_Aim of the task_. Each line of the data that includes the string "java" is to be copied out.

_Records for the exercise_.
▼

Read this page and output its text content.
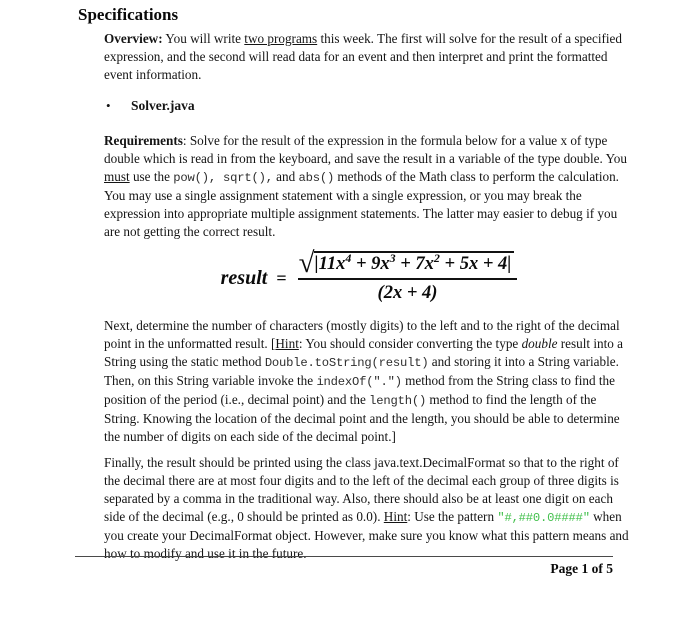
Specifications

Overview: You will write two programs this week. The first will solve for the result of a specified expression, and the second will read data for an event and then interpret and print the formatted event information.

• Solver.java

Requirements: Solve for the result of the expression in the formula below for a value x of type double which is read in from the keyboard, and save the result in a variable of the type double. You must use the pow(), sqrt(), and abs() methods of the Math class to perform the calculation. You may use a single assignment statement with a single expression, or you may break the expression into appropriate multiple assignment statements. The latter may easier to debug if you are not getting the correct result.

result = $\frac{√ |11x^4 + 9x^3 + 7x^2 + 5x + 4|}{(2x + 4)}$

Next, determine the number of characters (mostly digits) to the left and to the right of the decimal point in the unformatted result. [Hint: You should consider converting the type double result into a String using the static method Double.toString(result) and storing it into a String variable. Then, on this String variable invoke the indexOf(".") method from the String class to find the position of the period (i.e., decimal point) and the length() method to find the length of the String. Knowing the location of the decimal point and the length, you should be able to determine the number of digits on each side of the decimal point.]

Finally, the result should be printed using the class java.text.DecimalFormat so that to the right of the decimal there are at most four digits and to the left of the decimal each group of three digits is separated by a comma in the traditional way. Also, there should also be at least one digit on each side of the decimal (e.g., 0 should be printed as 0.0). Hint: Use the pattern "#,##0.0####" when you create your DecimalFormat object. However, make sure you know what this pattern means and how to modify and use it in the future.

Page 1 of 5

▲

_Solved exercise_.
• Solver.java
Finally, the result should be printed using the class java.text.DecimalFormat so that to the right of the decimal there are at most four digits and to the left of the decimal each group of three digits is separated by a comma in the traditional way. Also, there should also be at least one digit on each side of the decimal (e.g., 0 should be printed as 0.0). Hint: Use the pattern "#,##0.0####" when you create your DecimalFormat object. However, make sure you know what this pattern means and how to modify and use it in the future.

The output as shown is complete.